**TO BE DONE**
Output the material below in full, exactly as it is.

**ITEMS**
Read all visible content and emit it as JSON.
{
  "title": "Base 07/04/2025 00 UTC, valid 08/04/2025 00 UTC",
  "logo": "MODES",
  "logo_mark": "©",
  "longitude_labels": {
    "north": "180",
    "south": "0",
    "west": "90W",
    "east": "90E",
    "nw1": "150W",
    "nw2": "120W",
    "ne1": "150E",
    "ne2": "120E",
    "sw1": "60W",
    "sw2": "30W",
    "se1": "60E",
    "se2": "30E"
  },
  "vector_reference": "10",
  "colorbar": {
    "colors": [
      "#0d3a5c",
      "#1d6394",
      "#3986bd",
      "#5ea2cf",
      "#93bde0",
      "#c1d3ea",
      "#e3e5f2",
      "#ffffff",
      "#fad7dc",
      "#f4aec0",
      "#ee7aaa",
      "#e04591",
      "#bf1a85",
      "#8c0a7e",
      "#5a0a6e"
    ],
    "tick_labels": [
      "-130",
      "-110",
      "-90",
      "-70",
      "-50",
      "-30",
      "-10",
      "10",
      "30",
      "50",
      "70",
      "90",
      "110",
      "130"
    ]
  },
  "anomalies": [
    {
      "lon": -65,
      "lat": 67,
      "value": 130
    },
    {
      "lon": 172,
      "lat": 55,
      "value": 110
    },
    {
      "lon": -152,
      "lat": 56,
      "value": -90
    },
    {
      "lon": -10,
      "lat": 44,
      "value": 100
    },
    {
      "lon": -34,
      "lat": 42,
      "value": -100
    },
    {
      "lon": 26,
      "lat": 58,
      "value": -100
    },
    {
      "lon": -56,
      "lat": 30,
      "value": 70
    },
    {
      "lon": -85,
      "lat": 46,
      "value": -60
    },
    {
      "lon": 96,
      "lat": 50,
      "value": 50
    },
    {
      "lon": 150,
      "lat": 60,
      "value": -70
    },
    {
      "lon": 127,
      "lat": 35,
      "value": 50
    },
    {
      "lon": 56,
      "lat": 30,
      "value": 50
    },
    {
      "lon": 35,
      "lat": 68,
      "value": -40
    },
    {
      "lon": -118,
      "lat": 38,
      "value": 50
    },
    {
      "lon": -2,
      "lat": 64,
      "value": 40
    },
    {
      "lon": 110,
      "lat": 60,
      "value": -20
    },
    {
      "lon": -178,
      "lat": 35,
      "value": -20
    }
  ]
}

**RESULT FOR THIS TASK**
Read all visible content and emit it as JSON.
{
  "title": "Base 07/04/2025 00 UTC, valid 08/04/2025 00 UTC",
  "logo": "MODES",
  "logo_mark": "©",
  "longitude_labels": {
    "north": "180",
    "south": "0",
    "west": "90W",
    "east": "90E",
    "nw1": "150W",
    "nw2": "120W",
    "ne1": "150E",
    "ne2": "120E",
    "sw1": "60W",
    "sw2": "30W",
    "se1": "60E",
    "se2": "30E"
  },
  "vector_reference": "10",
  "colorbar": {
    "colors": [
      "#0d3a5c",
      "#1d6394",
      "#3986bd",
      "#5ea2cf",
      "#93bde0",
      "#c1d3ea",
      "#e3e5f2",
      "#ffffff",
      "#fad7dc",
      "#f4aec0",
      "#ee7aaa",
      "#e04591",
      "#bf1a85",
      "#8c0a7e",
      "#5a0a6e"
    ],
    "tick_labels": [
      "-130",
      "-110",
      "-90",
      "-70",
      "-50",
      "-30",
      "-10",
      "10",
      "30",
      "50",
      "70",
      "90",
      "110",
      "130"
    ]
  },
  "anomalies": [
    {
      "lon": -65,
      "lat": 67,
      "value": 130
    },
    {
      "lon": 172,
      "lat": 55,
      "value": 110
    },
    {
      "lon": -152,
      "lat": 56,
      "value": -90
    },
    {
      "lon": -10,
      "lat": 44,
      "value": 100
    },
    {
      "lon": -34,
      "lat": 42,
      "value": -100
    },
    {
      "lon": 26,
      "lat": 58,
      "value": -100
    },
    {
      "lon": -56,
      "lat": 30,
      "value": 70
    },
    {
      "lon": -85,
      "lat": 46,
      "value": -60
    },
    {
      "lon": 96,
      "lat": 50,
      "value": 50
    },
    {
      "lon": 150,
      "lat": 60,
      "value": -70
    },
    {
      "lon": 127,
      "lat": 35,
      "value": 50
    },
    {
      "lon": 56,
      "lat": 30,
      "value": 50
    },
    {
      "lon": 35,
      "lat": 68,
      "value": -40
    },
    {
      "lon": -118,
      "lat": 38,
      "value": 50
    },
    {
      "lon": -2,
      "lat": 64,
      "value": 40
    },
    {
      "lon": 110,
      "lat": 60,
      "value": -20
    },
    {
      "lon": -178,
      "lat": 35,
      "value": -20
    }
  ]
}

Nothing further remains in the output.